**Description of the task**
Rewrite the material below, changing every occurrence of "stat-value" to "stat-entry" and leaving all other text as it is.

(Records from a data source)

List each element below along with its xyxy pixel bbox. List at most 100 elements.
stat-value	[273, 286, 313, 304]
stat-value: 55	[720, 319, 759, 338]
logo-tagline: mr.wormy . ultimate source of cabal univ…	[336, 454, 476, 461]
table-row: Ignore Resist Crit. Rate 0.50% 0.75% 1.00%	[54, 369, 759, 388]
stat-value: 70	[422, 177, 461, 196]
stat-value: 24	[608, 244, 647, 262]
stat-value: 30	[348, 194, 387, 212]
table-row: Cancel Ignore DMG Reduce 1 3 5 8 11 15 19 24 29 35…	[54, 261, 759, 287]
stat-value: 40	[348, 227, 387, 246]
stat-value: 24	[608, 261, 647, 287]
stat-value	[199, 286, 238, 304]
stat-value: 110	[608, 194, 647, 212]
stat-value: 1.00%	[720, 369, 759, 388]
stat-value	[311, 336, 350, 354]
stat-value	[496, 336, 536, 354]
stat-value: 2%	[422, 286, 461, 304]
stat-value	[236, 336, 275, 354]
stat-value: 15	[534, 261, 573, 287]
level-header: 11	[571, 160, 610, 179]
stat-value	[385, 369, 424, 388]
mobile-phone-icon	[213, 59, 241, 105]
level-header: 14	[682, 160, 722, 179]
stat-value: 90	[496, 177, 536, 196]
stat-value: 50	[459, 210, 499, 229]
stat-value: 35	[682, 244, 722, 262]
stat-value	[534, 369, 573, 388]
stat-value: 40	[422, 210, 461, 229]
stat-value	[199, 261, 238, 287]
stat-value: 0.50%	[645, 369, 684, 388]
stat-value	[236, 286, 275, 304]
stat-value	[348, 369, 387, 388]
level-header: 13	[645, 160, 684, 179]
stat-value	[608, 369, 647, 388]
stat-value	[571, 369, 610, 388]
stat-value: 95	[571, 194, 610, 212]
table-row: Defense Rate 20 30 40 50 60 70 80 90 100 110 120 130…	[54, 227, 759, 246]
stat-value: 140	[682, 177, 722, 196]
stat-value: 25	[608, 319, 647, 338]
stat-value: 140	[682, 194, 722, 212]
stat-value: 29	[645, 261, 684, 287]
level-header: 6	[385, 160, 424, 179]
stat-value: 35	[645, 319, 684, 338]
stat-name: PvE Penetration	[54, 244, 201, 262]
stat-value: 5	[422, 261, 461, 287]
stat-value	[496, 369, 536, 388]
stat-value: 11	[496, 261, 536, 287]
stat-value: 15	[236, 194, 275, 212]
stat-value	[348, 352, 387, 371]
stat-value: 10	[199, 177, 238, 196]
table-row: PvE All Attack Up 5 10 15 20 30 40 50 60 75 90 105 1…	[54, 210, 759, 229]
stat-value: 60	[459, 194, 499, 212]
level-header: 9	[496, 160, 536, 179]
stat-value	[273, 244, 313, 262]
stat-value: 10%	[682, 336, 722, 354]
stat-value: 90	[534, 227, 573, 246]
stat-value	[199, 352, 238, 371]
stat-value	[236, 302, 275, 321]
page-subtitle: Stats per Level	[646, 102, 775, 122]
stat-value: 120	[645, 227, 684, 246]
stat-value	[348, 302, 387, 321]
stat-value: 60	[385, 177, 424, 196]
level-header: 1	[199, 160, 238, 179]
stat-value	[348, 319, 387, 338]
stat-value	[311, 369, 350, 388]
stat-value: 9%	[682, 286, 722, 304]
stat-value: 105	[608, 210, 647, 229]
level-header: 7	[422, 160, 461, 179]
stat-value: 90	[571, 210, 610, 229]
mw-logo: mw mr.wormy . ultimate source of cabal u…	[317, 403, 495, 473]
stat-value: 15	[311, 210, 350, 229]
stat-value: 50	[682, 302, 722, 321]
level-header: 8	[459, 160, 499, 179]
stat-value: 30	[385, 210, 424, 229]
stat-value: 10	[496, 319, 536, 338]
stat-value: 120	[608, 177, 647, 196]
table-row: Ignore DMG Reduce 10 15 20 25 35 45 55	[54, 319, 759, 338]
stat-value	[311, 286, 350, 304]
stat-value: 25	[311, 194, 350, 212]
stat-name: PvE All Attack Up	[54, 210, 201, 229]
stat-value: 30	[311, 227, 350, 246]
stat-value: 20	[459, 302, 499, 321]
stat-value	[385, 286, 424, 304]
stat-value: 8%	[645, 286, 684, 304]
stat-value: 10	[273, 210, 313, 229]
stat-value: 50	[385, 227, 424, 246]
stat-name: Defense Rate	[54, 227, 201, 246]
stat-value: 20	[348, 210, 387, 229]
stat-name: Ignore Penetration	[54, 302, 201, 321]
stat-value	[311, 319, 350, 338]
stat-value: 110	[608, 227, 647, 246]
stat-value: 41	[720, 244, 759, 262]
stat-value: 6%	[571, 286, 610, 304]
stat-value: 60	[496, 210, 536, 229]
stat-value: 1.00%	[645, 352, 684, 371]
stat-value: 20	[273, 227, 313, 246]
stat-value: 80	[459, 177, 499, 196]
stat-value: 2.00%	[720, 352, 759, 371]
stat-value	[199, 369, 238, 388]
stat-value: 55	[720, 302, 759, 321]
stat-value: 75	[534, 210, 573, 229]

**Task solution**
List each element below along with its xyxy pixel bbox. List at most 100 elements.
stat-entry	[273, 286, 313, 304]
stat-entry: 55	[720, 319, 759, 338]
logo-tagline: mr.wormy . ultimate source of cabal univ…	[336, 454, 476, 461]
table-row: Ignore Resist Crit. Rate 0.50% 0.75% 1.00%	[54, 369, 759, 388]
stat-entry: 70	[422, 177, 461, 196]
stat-entry: 24	[608, 244, 647, 262]
stat-entry: 30	[348, 194, 387, 212]
table-row: Cancel Ignore DMG Reduce 1 3 5 8 11 15 19 24 29 35…	[54, 261, 759, 287]
stat-entry: 40	[348, 227, 387, 246]
stat-entry: 24	[608, 261, 647, 287]
stat-entry	[199, 286, 238, 304]
stat-entry: 110	[608, 194, 647, 212]
stat-entry: 1.00%	[720, 369, 759, 388]
stat-entry	[311, 336, 350, 354]
stat-entry	[496, 336, 536, 354]
stat-entry: 2%	[422, 286, 461, 304]
stat-entry	[236, 336, 275, 354]
stat-entry: 15	[534, 261, 573, 287]
level-header: 11	[571, 160, 610, 179]
stat-entry	[385, 369, 424, 388]
mobile-phone-icon	[213, 59, 241, 105]
level-header: 14	[682, 160, 722, 179]
stat-entry: 90	[496, 177, 536, 196]
stat-entry: 50	[459, 210, 499, 229]
stat-entry: 35	[682, 244, 722, 262]
stat-entry	[534, 369, 573, 388]
stat-entry: 40	[422, 210, 461, 229]
stat-entry	[199, 261, 238, 287]
stat-entry: 0.50%	[645, 369, 684, 388]
stat-entry	[236, 286, 275, 304]
stat-entry	[348, 369, 387, 388]
level-header: 13	[645, 160, 684, 179]
stat-entry	[608, 369, 647, 388]
stat-entry	[571, 369, 610, 388]
stat-entry: 95	[571, 194, 610, 212]
table-row: Defense Rate 20 30 40 50 60 70 80 90 100 110 120 130…	[54, 227, 759, 246]
stat-entry: 140	[682, 177, 722, 196]
stat-entry: 25	[608, 319, 647, 338]
stat-entry: 140	[682, 194, 722, 212]
stat-entry: 29	[645, 261, 684, 287]
level-header: 6	[385, 160, 424, 179]
stat-entry: 35	[645, 319, 684, 338]
stat-name: PvE Penetration	[54, 244, 201, 262]
stat-entry: 5	[422, 261, 461, 287]
stat-entry	[496, 369, 536, 388]
stat-entry: 11	[496, 261, 536, 287]
stat-entry: 15	[236, 194, 275, 212]
stat-entry	[348, 352, 387, 371]
stat-entry: 10	[199, 177, 238, 196]
table-row: PvE All Attack Up 5 10 15 20 30 40 50 60 75 90 105 1…	[54, 210, 759, 229]
stat-entry: 60	[459, 194, 499, 212]
level-header: 9	[496, 160, 536, 179]
stat-entry	[273, 244, 313, 262]
stat-entry: 10%	[682, 336, 722, 354]
stat-entry: 90	[534, 227, 573, 246]
stat-entry	[199, 352, 238, 371]
stat-entry	[236, 302, 275, 321]
page-subtitle: Stats per Level	[646, 102, 775, 122]
stat-entry: 120	[645, 227, 684, 246]
stat-entry	[348, 302, 387, 321]
stat-entry: 60	[385, 177, 424, 196]
level-header: 1	[199, 160, 238, 179]
stat-entry	[348, 319, 387, 338]
stat-entry	[311, 369, 350, 388]
stat-entry: 9%	[682, 286, 722, 304]
stat-entry: 105	[608, 210, 647, 229]
level-header: 7	[422, 160, 461, 179]
stat-entry: 90	[571, 210, 610, 229]
mw-logo: mw mr.wormy . ultimate source of cabal u…	[317, 403, 495, 473]
stat-entry: 15	[311, 210, 350, 229]
stat-entry: 50	[682, 302, 722, 321]
level-header: 8	[459, 160, 499, 179]
stat-entry: 30	[385, 210, 424, 229]
stat-entry: 10	[496, 319, 536, 338]
stat-entry: 120	[608, 177, 647, 196]
table-row: Ignore DMG Reduce 10 15 20 25 35 45 55	[54, 319, 759, 338]
stat-entry	[311, 286, 350, 304]
stat-entry: 25	[311, 194, 350, 212]
stat-name: PvE All Attack Up	[54, 210, 201, 229]
stat-entry: 30	[311, 227, 350, 246]
stat-entry: 20	[459, 302, 499, 321]
stat-entry	[385, 286, 424, 304]
stat-entry: 8%	[645, 286, 684, 304]
stat-entry: 10	[273, 210, 313, 229]
stat-entry: 50	[385, 227, 424, 246]
stat-name: Defense Rate	[54, 227, 201, 246]
stat-entry: 20	[348, 210, 387, 229]
stat-name: Ignore Penetration	[54, 302, 201, 321]
stat-entry	[311, 319, 350, 338]
stat-entry: 110	[608, 227, 647, 246]
stat-entry: 41	[720, 244, 759, 262]
stat-entry: 6%	[571, 286, 610, 304]
stat-entry: 60	[496, 210, 536, 229]
stat-entry: 1.00%	[645, 352, 684, 371]
stat-entry: 20	[273, 227, 313, 246]
stat-entry: 80	[459, 177, 499, 196]
stat-entry: 2.00%	[720, 352, 759, 371]
stat-entry	[199, 369, 238, 388]
stat-entry: 55	[720, 302, 759, 321]
stat-entry: 75	[534, 210, 573, 229]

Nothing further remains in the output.